# start of RECORDS FOR THIS TASK

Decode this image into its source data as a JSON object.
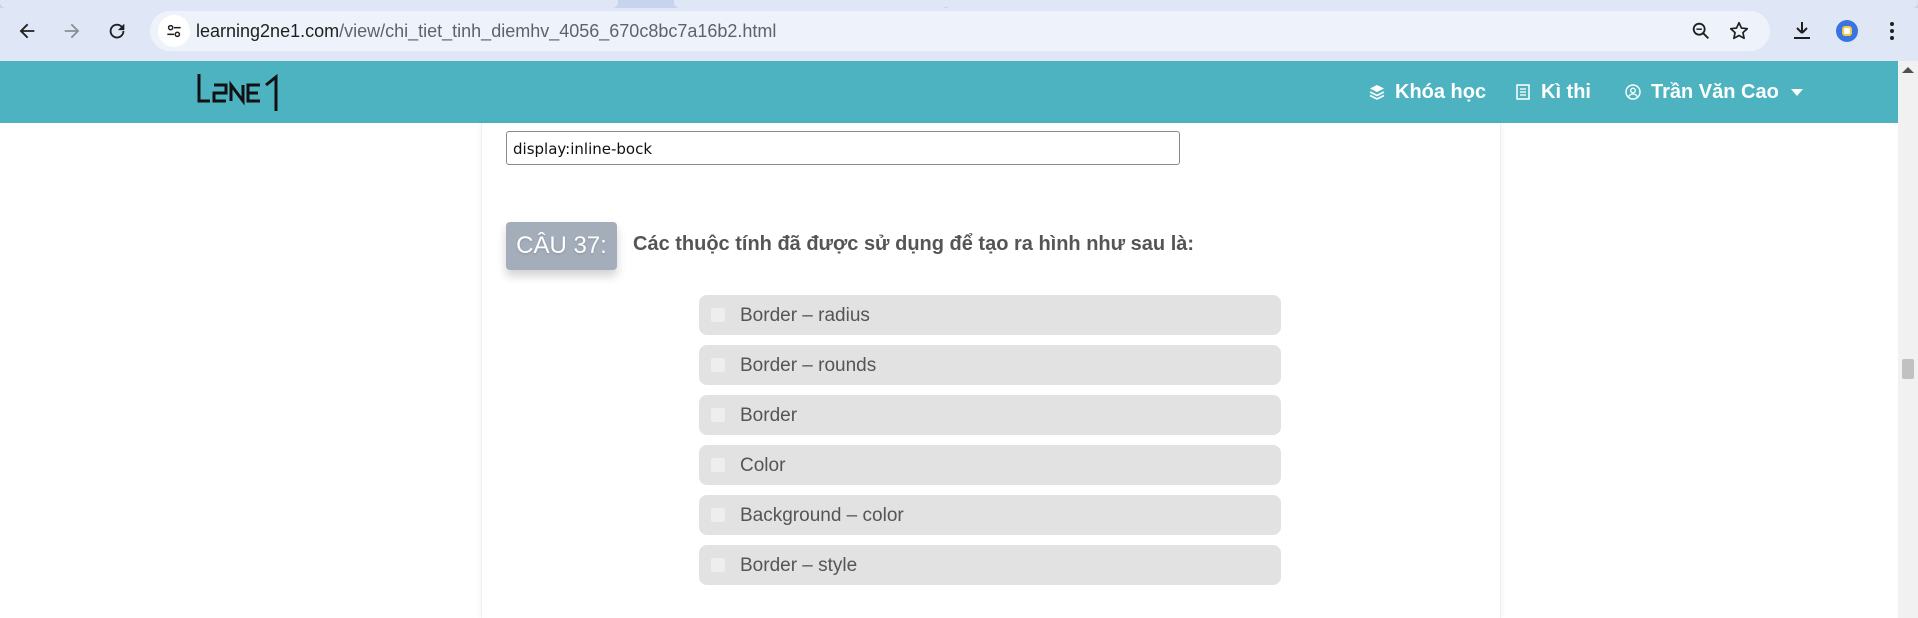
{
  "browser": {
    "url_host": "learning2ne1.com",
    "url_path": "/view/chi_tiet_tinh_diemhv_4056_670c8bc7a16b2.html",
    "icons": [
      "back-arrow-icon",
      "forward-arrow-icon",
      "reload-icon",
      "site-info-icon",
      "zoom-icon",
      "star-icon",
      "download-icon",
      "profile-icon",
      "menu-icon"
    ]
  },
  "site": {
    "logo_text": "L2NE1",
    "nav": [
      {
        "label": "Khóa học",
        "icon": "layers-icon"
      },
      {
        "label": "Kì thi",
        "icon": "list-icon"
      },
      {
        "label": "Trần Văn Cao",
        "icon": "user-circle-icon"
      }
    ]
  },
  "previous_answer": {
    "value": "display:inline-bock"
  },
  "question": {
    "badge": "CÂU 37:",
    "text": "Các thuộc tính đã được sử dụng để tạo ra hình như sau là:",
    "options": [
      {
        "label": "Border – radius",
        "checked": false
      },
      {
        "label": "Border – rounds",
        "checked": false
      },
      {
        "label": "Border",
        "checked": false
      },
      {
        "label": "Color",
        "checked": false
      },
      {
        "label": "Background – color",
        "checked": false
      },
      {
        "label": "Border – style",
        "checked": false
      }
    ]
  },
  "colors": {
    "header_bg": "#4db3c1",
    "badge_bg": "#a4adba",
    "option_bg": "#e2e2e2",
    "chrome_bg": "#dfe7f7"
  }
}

# end of RECORDS FOR THIS TASK

◆ AIM OF THE EXERCISE ◆
Leave the images out and output the remaining material exactly as it stands.

◆ RESULT FOR THIS TASK ◆
Decode this image into its source data as a JSON object.
{
  "browser": {
    "url_host": "learning2ne1.com",
    "url_path": "/view/chi_tiet_tinh_diemhv_4056_670c8bc7a16b2.html",
    "icons": [
      "back-arrow-icon",
      "forward-arrow-icon",
      "reload-icon",
      "site-info-icon",
      "zoom-icon",
      "star-icon",
      "download-icon",
      "profile-icon",
      "menu-icon"
    ]
  },
  "site": {
    "logo_text": "L2NE1",
    "nav": [
      {
        "label": "Khóa học",
        "icon": "layers-icon"
      },
      {
        "label": "Kì thi",
        "icon": "list-icon"
      },
      {
        "label": "Trần Văn Cao",
        "icon": "user-circle-icon"
      }
    ]
  },
  "previous_answer": {
    "value": "display:inline-bock"
  },
  "question": {
    "badge": "CÂU 37:",
    "text": "Các thuộc tính đã được sử dụng để tạo ra hình như sau là:",
    "options": [
      {
        "label": "Border – radius",
        "checked": false
      },
      {
        "label": "Border – rounds",
        "checked": false
      },
      {
        "label": "Border",
        "checked": false
      },
      {
        "label": "Color",
        "checked": false
      },
      {
        "label": "Background – color",
        "checked": false
      },
      {
        "label": "Border – style",
        "checked": false
      }
    ]
  },
  "colors": {
    "header_bg": "#4db3c1",
    "badge_bg": "#a4adba",
    "option_bg": "#e2e2e2",
    "chrome_bg": "#dfe7f7"
  }
}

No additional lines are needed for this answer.